*Instructions for the task*
Select all lines holding the word "competition" from the entries that follow.

==== Material

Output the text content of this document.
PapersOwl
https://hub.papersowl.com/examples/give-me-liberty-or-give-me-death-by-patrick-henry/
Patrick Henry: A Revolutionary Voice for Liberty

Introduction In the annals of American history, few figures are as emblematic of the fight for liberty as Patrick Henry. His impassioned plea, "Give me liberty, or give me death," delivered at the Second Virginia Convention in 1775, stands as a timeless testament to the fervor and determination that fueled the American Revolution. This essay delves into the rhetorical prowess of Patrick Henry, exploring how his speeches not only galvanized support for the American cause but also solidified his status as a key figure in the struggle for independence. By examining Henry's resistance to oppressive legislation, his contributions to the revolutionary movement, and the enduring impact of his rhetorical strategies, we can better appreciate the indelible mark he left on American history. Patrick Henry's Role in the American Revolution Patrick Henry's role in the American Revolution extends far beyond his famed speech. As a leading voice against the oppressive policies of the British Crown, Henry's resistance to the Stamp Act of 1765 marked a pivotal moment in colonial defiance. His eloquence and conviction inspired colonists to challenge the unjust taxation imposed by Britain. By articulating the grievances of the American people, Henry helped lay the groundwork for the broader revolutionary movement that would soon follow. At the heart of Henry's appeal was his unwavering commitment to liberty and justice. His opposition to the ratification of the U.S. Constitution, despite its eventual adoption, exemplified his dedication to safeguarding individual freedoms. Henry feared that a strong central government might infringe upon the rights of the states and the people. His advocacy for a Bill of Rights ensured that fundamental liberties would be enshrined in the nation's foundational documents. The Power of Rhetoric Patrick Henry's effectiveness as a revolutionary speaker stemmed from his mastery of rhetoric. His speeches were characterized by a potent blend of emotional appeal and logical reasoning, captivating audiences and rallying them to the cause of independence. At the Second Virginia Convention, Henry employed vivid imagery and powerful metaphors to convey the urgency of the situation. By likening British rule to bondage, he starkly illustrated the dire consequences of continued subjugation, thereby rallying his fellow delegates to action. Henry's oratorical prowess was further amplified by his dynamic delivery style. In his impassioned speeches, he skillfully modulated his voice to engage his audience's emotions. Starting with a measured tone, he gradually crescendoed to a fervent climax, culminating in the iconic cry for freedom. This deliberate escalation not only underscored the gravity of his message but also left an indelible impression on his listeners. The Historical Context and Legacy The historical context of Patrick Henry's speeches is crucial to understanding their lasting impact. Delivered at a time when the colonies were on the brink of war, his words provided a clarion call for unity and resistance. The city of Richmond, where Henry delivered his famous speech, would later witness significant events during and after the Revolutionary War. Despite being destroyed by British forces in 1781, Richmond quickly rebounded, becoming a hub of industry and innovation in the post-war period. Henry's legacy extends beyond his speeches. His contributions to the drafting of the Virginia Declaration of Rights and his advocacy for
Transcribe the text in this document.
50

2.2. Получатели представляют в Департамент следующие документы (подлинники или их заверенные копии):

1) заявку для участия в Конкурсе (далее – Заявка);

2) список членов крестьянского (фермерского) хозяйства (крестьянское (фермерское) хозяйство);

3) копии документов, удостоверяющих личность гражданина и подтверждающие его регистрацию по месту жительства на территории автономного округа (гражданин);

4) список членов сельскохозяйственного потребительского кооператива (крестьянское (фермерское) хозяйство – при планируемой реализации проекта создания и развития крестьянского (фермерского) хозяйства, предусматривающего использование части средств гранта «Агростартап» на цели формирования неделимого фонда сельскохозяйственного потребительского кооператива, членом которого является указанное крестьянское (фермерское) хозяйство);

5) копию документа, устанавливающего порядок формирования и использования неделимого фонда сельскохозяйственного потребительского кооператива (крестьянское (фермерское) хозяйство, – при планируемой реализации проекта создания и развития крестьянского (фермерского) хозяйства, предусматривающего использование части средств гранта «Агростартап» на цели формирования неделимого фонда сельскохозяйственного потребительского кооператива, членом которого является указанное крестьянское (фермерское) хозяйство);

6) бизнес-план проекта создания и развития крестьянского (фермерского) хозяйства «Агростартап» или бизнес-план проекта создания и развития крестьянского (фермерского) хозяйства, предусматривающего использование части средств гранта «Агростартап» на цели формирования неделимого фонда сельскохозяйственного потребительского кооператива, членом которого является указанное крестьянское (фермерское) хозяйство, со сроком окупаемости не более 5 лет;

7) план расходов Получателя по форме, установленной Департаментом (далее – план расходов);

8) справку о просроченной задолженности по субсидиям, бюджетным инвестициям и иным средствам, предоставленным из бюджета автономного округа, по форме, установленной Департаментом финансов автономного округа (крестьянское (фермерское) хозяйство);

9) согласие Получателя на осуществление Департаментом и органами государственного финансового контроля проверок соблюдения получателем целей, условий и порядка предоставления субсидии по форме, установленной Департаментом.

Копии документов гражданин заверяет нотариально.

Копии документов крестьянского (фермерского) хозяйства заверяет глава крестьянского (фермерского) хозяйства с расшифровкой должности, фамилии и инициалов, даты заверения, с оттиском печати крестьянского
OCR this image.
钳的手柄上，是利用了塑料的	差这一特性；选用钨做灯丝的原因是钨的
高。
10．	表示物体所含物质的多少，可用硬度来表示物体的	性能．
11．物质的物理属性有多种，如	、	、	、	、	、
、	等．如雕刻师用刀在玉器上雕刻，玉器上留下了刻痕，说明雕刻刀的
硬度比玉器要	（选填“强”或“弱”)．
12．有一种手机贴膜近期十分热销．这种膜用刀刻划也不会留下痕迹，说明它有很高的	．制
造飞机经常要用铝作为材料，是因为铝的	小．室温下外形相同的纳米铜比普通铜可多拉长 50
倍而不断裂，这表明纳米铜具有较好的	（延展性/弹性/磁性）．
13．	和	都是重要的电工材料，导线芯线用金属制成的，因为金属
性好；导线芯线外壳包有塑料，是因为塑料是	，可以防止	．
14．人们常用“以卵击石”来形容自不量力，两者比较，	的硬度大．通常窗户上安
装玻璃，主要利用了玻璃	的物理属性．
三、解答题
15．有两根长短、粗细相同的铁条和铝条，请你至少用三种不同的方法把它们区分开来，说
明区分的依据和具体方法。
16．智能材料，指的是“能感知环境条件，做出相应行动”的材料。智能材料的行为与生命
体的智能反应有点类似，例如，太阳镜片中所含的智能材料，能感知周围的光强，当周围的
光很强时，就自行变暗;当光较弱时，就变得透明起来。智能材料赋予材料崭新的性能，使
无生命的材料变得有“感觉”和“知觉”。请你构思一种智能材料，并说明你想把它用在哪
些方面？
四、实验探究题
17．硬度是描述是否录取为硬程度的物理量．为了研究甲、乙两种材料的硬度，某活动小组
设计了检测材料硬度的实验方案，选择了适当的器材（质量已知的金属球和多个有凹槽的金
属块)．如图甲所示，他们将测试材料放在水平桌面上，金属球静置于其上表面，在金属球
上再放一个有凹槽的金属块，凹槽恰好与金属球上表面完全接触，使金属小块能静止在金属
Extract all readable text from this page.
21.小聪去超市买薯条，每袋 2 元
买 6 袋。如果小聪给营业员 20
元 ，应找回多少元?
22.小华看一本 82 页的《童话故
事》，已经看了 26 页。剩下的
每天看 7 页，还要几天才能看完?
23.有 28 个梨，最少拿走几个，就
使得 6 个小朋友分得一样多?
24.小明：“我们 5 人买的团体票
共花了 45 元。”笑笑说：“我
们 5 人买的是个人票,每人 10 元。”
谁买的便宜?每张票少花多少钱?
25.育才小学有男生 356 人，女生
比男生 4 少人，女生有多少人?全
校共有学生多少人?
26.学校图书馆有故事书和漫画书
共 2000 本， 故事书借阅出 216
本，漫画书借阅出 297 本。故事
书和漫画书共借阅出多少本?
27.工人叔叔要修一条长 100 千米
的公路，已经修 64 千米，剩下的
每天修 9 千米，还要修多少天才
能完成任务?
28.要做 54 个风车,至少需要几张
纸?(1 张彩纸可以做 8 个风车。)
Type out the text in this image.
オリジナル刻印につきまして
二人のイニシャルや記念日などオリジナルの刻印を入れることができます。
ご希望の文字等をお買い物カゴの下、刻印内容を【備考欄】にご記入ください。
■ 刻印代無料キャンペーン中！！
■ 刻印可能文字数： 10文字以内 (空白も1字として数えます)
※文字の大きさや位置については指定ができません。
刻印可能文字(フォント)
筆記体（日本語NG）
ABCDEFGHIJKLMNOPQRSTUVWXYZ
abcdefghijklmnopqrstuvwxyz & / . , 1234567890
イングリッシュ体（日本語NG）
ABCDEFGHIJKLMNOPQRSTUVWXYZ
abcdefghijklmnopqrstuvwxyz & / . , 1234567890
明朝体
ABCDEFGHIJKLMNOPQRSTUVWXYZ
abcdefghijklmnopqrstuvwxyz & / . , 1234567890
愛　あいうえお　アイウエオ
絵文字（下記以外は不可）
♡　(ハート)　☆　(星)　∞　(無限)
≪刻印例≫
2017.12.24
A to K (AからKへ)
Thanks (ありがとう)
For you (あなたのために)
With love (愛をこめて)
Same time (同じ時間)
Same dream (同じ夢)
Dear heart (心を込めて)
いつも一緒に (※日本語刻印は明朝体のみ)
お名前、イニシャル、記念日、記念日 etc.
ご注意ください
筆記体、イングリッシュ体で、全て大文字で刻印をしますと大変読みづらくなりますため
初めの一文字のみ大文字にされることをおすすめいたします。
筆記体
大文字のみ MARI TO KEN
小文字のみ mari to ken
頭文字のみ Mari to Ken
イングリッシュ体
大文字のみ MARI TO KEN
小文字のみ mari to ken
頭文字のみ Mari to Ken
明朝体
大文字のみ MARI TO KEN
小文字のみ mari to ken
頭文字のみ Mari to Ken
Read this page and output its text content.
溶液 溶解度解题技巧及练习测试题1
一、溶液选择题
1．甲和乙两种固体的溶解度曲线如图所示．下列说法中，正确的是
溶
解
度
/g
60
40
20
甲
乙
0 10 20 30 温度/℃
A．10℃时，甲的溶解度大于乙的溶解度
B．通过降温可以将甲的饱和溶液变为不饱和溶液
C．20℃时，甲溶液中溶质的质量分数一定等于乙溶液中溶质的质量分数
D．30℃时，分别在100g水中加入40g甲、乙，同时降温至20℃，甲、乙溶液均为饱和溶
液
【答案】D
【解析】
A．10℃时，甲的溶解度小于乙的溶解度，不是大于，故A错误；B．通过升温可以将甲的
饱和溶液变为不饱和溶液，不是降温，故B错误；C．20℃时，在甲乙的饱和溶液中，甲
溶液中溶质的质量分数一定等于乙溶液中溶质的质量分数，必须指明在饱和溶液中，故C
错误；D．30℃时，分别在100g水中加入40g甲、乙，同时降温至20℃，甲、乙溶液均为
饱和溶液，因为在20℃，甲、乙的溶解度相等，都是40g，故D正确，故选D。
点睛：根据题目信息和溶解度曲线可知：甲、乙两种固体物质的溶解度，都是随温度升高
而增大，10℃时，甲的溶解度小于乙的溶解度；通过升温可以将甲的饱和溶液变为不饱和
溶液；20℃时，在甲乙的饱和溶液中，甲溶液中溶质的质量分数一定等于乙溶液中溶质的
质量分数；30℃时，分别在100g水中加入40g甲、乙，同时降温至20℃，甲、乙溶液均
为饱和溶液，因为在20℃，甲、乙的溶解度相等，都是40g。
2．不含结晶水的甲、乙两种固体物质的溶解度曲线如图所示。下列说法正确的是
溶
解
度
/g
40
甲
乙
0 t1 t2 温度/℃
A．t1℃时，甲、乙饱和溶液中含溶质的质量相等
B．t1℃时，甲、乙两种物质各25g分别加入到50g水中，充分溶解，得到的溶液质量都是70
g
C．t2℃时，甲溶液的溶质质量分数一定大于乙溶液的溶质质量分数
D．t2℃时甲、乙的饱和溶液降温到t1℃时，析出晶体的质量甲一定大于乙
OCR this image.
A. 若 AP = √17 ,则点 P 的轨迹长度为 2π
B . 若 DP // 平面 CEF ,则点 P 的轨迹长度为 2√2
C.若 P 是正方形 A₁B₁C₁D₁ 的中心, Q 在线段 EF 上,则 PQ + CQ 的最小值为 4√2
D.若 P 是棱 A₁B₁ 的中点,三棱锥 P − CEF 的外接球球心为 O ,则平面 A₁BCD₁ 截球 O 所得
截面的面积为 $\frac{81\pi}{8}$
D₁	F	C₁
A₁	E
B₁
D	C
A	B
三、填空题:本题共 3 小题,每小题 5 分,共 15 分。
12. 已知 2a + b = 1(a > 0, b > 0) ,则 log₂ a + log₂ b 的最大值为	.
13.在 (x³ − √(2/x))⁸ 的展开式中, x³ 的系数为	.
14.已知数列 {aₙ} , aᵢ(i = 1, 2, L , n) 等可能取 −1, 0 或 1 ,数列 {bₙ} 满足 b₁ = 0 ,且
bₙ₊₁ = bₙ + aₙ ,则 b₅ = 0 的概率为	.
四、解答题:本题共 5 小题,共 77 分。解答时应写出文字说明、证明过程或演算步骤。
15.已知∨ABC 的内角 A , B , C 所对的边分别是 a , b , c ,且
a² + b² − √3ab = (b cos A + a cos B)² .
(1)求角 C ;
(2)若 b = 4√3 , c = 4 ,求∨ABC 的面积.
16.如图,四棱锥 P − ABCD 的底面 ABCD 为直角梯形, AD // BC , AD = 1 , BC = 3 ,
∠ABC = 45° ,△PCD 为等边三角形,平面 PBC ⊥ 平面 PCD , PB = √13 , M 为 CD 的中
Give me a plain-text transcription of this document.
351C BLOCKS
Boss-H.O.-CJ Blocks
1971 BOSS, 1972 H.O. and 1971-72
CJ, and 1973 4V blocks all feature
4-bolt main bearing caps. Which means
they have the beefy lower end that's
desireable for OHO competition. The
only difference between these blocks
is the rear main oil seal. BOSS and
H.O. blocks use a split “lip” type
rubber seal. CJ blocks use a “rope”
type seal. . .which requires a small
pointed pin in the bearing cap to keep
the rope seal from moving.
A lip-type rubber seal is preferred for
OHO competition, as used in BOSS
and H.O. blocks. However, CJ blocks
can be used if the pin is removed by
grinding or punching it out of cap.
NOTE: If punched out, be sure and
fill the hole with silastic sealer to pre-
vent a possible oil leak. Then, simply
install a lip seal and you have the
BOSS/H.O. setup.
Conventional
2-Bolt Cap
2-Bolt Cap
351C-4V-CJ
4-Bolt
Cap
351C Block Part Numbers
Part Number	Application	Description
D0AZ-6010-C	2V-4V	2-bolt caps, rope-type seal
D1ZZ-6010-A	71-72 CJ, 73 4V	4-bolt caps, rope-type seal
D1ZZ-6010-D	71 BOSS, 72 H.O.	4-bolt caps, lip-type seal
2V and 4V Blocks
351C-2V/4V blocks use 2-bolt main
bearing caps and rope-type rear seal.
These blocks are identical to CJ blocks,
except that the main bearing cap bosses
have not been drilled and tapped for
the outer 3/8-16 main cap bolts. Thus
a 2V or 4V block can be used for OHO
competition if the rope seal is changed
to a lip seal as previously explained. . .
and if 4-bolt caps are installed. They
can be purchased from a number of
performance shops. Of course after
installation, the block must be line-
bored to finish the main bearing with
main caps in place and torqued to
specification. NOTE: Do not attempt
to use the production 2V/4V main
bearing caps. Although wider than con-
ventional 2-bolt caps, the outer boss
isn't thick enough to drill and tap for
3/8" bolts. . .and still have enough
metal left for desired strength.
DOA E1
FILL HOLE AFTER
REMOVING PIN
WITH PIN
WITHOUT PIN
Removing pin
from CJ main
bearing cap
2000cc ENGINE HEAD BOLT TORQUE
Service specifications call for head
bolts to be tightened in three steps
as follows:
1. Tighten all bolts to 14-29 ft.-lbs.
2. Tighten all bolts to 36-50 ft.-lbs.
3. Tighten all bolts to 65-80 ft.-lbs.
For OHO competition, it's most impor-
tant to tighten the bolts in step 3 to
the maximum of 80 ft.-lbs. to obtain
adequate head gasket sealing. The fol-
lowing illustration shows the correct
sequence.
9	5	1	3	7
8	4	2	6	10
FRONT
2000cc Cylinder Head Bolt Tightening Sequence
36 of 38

========

*The response*
desireable for OHO competition. The
OHO competition, as used in BOSS
competition if the rope seal is changed
For OHO competition, it's most impor-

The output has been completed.